[Dataset entries]
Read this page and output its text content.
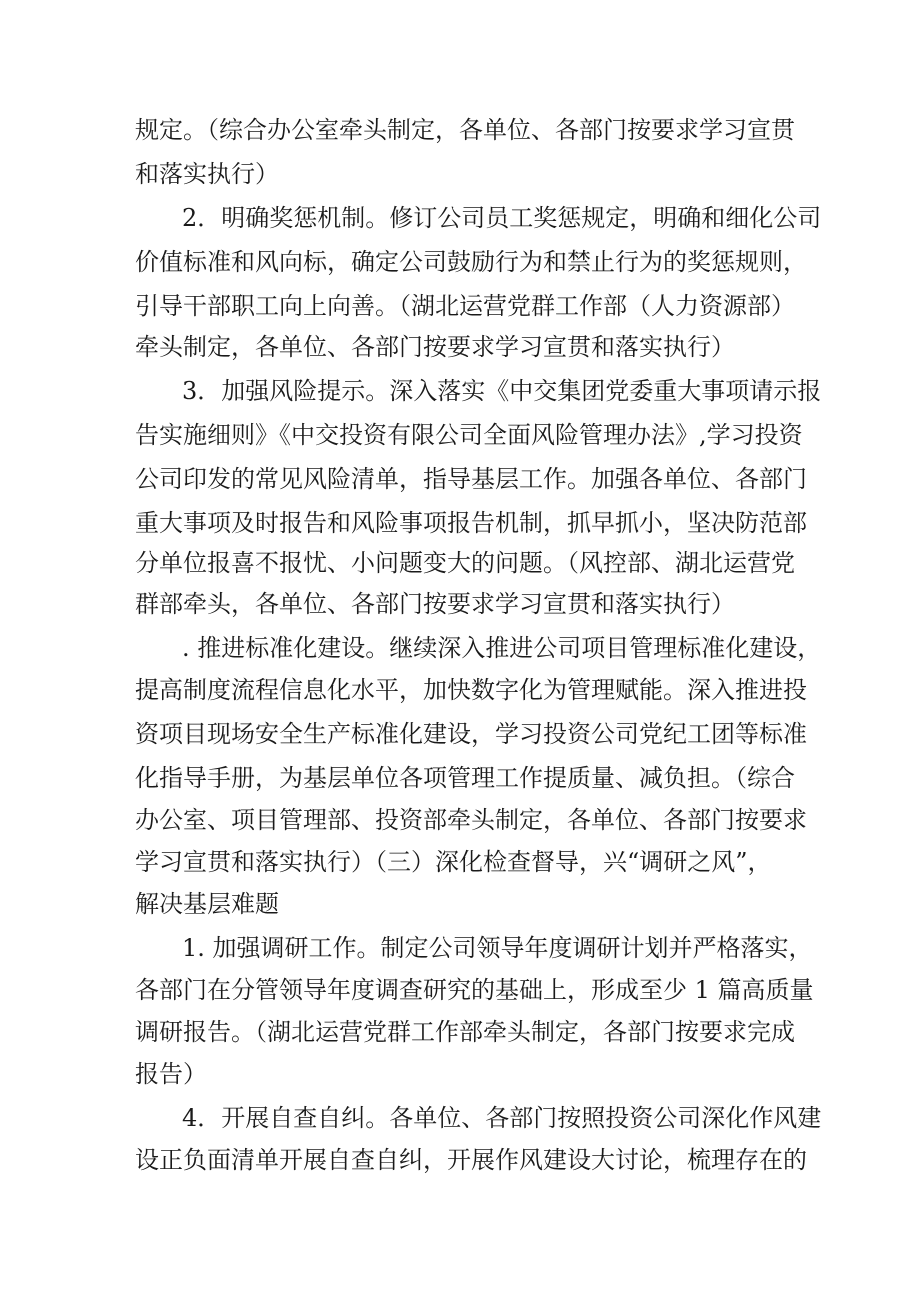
规定。（综合办公室牵头制定，各单位、各部门按要求学习宣贯
和落实执行）
2．明确奖惩机制。修订公司员工奖惩规定，明确和细化公司
价值标准和风向标，确定公司鼓励行为和禁止行为的奖惩规则，
引导干部职工向上向善。（湖北运营党群工作部（人力资源部）
牵头制定，各单位、各部门按要求学习宣贯和落实执行）
3．加强风险提示。深入落实《中交集团党委重大事项请示报
告实施细则》《中交投资有限公司全面风险管理办法》,学习投资
公司印发的常见风险清单，指导基层工作。加强各单位、各部门
重大事项及时报告和风险事项报告机制，抓早抓小，坚决防范部
分单位报喜不报忧、小问题变大的问题。（风控部、湖北运营党
群部牵头，各单位、各部门按要求学习宣贯和落实执行）
. 推进标准化建设。继续深入推进公司项目管理标准化建设，
提高制度流程信息化水平，加快数字化为管理赋能。深入推进投
资项目现场安全生产标准化建设，学习投资公司党纪工团等标准
化指导手册，为基层单位各项管理工作提质量、减负担。（综合
办公室、项目管理部、投资部牵头制定，各单位、各部门按要求
学习宣贯和落实执行）（三）深化检查督导，兴“调研之风”，
解决基层难题
1. 加强调研工作。制定公司领导年度调研计划并严格落实，
各部门在分管领导年度调查研究的基础上，形成至少 1 篇高质量
调研报告。（湖北运营党群工作部牵头制定，各部门按要求完成
报告）
4．开展自查自纠。各单位、各部门按照投资公司深化作风建
设正负面清单开展自查自纠，开展作风建设大讨论，梳理存在的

AIM: Write the records out again in full, exactly, and skip every picture.

THE OUTPUT:
Read this page and output its text content.
规定。（综合办公室牵头制定，各单位、各部门按要求学习宣贯
和落实执行）
2．明确奖惩机制。修订公司员工奖惩规定，明确和细化公司
价值标准和风向标，确定公司鼓励行为和禁止行为的奖惩规则，
引导干部职工向上向善。（湖北运营党群工作部（人力资源部）
牵头制定，各单位、各部门按要求学习宣贯和落实执行）
3．加强风险提示。深入落实《中交集团党委重大事项请示报
告实施细则》《中交投资有限公司全面风险管理办法》,学习投资
公司印发的常见风险清单，指导基层工作。加强各单位、各部门
重大事项及时报告和风险事项报告机制，抓早抓小，坚决防范部
分单位报喜不报忧、小问题变大的问题。（风控部、湖北运营党
群部牵头，各单位、各部门按要求学习宣贯和落实执行）
. 推进标准化建设。继续深入推进公司项目管理标准化建设，
提高制度流程信息化水平，加快数字化为管理赋能。深入推进投
资项目现场安全生产标准化建设，学习投资公司党纪工团等标准
化指导手册，为基层单位各项管理工作提质量、减负担。（综合
办公室、项目管理部、投资部牵头制定，各单位、各部门按要求
学习宣贯和落实执行）（三）深化检查督导，兴“调研之风”，
解决基层难题
1. 加强调研工作。制定公司领导年度调研计划并严格落实，
各部门在分管领导年度调查研究的基础上，形成至少 1 篇高质量
调研报告。（湖北运营党群工作部牵头制定，各部门按要求完成
报告）
4．开展自查自纠。各单位、各部门按照投资公司深化作风建
设正负面清单开展自查自纠，开展作风建设大讨论，梳理存在的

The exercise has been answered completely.